Dataset items:
════════════════════

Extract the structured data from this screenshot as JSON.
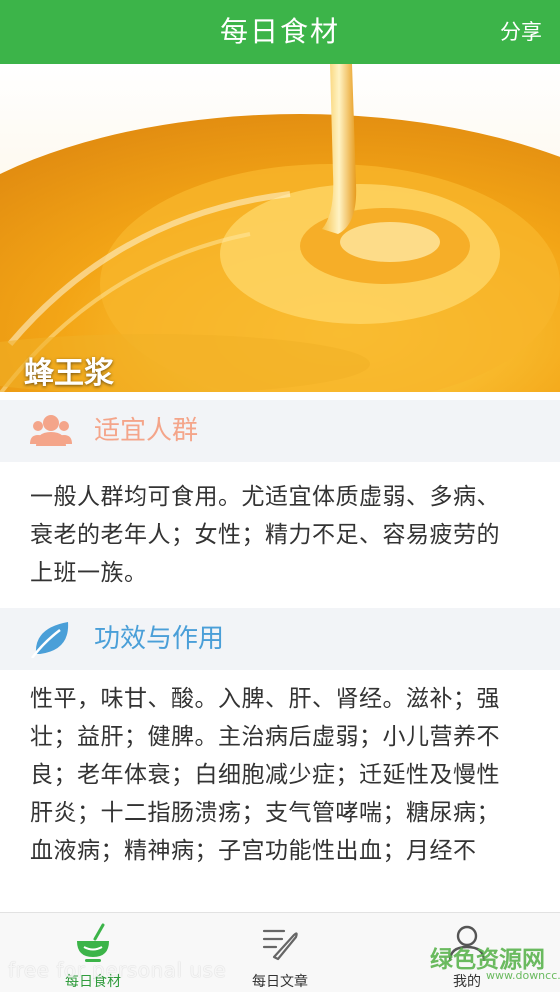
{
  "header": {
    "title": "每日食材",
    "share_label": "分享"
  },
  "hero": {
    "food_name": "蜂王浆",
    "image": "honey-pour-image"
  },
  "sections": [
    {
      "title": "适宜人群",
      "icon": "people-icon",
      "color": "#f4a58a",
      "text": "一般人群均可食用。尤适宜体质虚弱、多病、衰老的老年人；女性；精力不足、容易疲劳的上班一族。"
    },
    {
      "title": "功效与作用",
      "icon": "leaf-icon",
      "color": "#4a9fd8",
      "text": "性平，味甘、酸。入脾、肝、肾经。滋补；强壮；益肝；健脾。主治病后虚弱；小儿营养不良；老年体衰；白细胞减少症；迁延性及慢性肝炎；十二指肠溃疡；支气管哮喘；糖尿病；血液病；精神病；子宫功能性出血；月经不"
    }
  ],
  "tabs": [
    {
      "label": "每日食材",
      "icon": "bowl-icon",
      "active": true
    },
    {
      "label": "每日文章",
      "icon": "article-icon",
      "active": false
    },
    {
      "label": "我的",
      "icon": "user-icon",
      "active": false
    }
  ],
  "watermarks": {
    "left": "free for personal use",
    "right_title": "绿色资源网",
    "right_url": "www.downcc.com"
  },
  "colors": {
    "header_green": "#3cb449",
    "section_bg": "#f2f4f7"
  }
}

════════════════════

Task details: Pictures are not part of the copy; output everything else in the records exactly.

Finished task:
Extract the structured data from this screenshot as JSON.
{
  "header": {
    "title": "每日食材",
    "share_label": "分享"
  },
  "hero": {
    "food_name": "蜂王浆",
    "image": "honey-pour-image"
  },
  "sections": [
    {
      "title": "适宜人群",
      "icon": "people-icon",
      "color": "#f4a58a",
      "text": "一般人群均可食用。尤适宜体质虚弱、多病、衰老的老年人；女性；精力不足、容易疲劳的上班一族。"
    },
    {
      "title": "功效与作用",
      "icon": "leaf-icon",
      "color": "#4a9fd8",
      "text": "性平，味甘、酸。入脾、肝、肾经。滋补；强壮；益肝；健脾。主治病后虚弱；小儿营养不良；老年体衰；白细胞减少症；迁延性及慢性肝炎；十二指肠溃疡；支气管哮喘；糖尿病；血液病；精神病；子宫功能性出血；月经不"
    }
  ],
  "tabs": [
    {
      "label": "每日食材",
      "icon": "bowl-icon",
      "active": true
    },
    {
      "label": "每日文章",
      "icon": "article-icon",
      "active": false
    },
    {
      "label": "我的",
      "icon": "user-icon",
      "active": false
    }
  ],
  "watermarks": {
    "left": "free for personal use",
    "right_title": "绿色资源网",
    "right_url": "www.downcc.com"
  },
  "colors": {
    "header_green": "#3cb449",
    "section_bg": "#f2f4f7"
  }
}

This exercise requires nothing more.